§ **Excerpts from a figure dataset**:
------------

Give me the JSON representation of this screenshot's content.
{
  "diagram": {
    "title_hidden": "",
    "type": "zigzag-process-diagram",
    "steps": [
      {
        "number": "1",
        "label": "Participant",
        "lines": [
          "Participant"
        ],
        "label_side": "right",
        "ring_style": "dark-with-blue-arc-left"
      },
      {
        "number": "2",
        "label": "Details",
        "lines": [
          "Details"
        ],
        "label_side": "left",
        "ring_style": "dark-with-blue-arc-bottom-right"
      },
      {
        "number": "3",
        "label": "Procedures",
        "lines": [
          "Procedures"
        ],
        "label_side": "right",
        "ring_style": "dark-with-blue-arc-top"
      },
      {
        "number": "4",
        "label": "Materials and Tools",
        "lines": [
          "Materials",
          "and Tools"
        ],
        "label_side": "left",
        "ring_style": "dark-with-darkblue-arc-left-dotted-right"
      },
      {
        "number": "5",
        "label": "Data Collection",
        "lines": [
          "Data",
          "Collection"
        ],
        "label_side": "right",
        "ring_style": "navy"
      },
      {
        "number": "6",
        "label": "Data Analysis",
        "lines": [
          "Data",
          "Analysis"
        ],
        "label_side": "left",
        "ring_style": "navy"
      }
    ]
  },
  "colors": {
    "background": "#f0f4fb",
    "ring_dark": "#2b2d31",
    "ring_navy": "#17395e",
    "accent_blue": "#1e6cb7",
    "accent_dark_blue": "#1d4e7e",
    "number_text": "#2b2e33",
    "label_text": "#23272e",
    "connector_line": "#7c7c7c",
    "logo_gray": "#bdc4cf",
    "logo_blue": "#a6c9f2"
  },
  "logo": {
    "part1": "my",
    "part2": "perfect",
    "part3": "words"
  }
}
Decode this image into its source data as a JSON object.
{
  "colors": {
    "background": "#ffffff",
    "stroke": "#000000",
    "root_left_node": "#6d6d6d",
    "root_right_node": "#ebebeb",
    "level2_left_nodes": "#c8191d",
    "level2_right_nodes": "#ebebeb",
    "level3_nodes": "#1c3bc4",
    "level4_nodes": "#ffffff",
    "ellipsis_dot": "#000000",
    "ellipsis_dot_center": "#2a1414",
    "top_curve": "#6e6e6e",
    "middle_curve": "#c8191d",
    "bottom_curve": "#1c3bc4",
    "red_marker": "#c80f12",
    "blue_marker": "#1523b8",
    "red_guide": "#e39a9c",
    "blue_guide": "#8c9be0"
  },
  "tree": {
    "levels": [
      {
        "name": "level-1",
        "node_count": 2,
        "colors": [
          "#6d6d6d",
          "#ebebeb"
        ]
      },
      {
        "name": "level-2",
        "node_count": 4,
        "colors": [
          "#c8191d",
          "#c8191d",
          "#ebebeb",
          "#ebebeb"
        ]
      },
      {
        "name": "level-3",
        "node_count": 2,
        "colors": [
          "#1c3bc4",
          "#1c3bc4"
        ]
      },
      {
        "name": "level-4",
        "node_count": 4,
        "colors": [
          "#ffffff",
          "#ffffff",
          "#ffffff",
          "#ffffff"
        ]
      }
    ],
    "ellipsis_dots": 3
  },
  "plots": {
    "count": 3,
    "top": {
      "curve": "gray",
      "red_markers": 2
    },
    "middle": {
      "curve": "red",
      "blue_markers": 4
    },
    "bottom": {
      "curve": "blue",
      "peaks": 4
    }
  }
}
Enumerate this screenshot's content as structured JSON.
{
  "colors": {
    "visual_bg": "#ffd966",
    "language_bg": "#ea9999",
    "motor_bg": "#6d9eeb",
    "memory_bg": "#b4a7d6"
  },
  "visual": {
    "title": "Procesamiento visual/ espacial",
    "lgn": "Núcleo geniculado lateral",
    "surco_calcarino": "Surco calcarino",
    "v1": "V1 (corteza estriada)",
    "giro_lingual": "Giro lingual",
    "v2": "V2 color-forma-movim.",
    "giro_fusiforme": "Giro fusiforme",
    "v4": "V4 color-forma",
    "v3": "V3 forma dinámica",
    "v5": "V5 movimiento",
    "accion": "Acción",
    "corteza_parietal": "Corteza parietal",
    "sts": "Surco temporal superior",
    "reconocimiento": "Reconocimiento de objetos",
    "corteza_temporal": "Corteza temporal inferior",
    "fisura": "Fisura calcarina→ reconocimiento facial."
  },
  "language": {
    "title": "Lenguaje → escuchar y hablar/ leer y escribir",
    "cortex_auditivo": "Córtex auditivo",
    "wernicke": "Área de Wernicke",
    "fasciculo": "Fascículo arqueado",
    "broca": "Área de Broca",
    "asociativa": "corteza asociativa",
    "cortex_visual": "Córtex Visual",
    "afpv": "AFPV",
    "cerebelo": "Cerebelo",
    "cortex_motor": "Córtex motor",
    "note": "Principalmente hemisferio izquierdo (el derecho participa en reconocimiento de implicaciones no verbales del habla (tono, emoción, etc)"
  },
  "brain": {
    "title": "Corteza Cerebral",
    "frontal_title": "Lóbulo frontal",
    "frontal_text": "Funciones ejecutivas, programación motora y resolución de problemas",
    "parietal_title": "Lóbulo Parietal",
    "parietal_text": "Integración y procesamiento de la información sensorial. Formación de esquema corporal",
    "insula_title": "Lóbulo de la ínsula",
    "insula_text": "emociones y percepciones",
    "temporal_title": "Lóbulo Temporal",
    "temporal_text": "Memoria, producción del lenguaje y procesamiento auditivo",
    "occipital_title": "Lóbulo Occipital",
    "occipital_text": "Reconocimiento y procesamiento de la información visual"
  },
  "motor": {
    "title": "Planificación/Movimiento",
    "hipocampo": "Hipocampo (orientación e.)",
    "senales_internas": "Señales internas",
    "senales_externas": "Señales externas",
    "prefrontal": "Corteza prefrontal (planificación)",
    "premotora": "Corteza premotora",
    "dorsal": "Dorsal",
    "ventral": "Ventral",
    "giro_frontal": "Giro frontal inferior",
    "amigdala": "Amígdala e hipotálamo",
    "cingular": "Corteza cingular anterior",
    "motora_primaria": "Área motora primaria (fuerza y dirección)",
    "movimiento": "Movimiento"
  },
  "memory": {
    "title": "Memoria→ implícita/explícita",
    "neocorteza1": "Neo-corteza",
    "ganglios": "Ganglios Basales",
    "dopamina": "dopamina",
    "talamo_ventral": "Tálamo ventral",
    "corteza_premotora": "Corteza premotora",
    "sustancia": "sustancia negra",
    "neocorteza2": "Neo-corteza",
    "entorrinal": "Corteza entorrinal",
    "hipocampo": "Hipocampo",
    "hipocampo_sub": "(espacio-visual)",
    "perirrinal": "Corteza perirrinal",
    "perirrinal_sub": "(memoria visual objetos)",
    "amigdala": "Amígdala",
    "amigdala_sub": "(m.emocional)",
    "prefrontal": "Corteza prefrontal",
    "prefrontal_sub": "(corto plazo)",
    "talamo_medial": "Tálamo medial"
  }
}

------------

Which lines include the word "diagram"? List them all.

  "diagram": {
    "type": "zigzag-process-diagram",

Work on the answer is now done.